*Task directions*: Word for word, restate every line of the material.

[Dataset items]
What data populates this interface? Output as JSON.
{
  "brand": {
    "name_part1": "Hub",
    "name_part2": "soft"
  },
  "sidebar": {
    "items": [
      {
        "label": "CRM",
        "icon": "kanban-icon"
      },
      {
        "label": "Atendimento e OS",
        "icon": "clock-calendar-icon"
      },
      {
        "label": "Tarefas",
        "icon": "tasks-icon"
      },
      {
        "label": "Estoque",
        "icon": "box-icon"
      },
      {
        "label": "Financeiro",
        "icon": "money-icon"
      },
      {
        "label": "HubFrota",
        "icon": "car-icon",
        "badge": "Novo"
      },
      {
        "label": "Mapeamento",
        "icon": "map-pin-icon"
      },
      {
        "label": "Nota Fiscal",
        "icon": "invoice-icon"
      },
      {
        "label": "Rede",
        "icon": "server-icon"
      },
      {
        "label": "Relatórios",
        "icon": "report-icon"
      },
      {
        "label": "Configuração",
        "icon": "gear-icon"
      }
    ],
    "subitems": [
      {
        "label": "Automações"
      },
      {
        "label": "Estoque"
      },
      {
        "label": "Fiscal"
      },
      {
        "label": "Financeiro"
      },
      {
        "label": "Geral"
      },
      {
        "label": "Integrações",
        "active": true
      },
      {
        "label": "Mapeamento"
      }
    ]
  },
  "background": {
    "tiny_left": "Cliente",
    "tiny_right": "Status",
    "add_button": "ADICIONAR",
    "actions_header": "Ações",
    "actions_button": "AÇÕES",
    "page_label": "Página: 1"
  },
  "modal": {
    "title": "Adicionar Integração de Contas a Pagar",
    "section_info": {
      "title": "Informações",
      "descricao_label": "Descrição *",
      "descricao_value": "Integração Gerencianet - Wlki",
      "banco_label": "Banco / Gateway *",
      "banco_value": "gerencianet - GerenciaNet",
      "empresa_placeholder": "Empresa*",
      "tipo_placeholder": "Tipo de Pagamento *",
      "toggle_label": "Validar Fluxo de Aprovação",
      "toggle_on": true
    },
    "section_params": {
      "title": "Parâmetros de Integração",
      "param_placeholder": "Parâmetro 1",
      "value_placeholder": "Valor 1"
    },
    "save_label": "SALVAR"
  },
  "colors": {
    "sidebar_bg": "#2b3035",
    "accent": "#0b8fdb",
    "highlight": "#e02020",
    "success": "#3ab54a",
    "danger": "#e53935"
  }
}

*Solution*:
What data populates this interface? Output as JSON.
{
  "brand": {
    "name_part1": "Hub",
    "name_part2": "soft"
  },
  "sidebar": {
    "items": [
      {
        "label": "CRM",
        "icon": "kanban-icon"
      },
      {
        "label": "Atendimento e OS",
        "icon": "clock-calendar-icon"
      },
      {
        "label": "Tarefas",
        "icon": "tasks-icon"
      },
      {
        "label": "Estoque",
        "icon": "box-icon"
      },
      {
        "label": "Financeiro",
        "icon": "money-icon"
      },
      {
        "label": "HubFrota",
        "icon": "car-icon",
        "badge": "Novo"
      },
      {
        "label": "Mapeamento",
        "icon": "map-pin-icon"
      },
      {
        "label": "Nota Fiscal",
        "icon": "invoice-icon"
      },
      {
        "label": "Rede",
        "icon": "server-icon"
      },
      {
        "label": "Relatórios",
        "icon": "report-icon"
      },
      {
        "label": "Configuração",
        "icon": "gear-icon"
      }
    ],
    "subitems": [
      {
        "label": "Automações"
      },
      {
        "label": "Estoque"
      },
      {
        "label": "Fiscal"
      },
      {
        "label": "Financeiro"
      },
      {
        "label": "Geral"
      },
      {
        "label": "Integrações",
        "active": true
      },
      {
        "label": "Mapeamento"
      }
    ]
  },
  "background": {
    "tiny_left": "Cliente",
    "tiny_right": "Status",
    "add_button": "ADICIONAR",
    "actions_header": "Ações",
    "actions_button": "AÇÕES",
    "page_label": "Página: 1"
  },
  "modal": {
    "title": "Adicionar Integração de Contas a Pagar",
    "section_info": {
      "title": "Informações",
      "descricao_label": "Descrição *",
      "descricao_value": "Integração Gerencianet - Wlki",
      "banco_label": "Banco / Gateway *",
      "banco_value": "gerencianet - GerenciaNet",
      "empresa_placeholder": "Empresa*",
      "tipo_placeholder": "Tipo de Pagamento *",
      "toggle_label": "Validar Fluxo de Aprovação",
      "toggle_on": true
    },
    "section_params": {
      "title": "Parâmetros de Integração",
      "param_placeholder": "Parâmetro 1",
      "value_placeholder": "Valor 1"
    },
    "save_label": "SALVAR"
  },
  "colors": {
    "sidebar_bg": "#2b3035",
    "accent": "#0b8fdb",
    "highlight": "#e02020",
    "success": "#3ab54a",
    "danger": "#e53935"
  }
}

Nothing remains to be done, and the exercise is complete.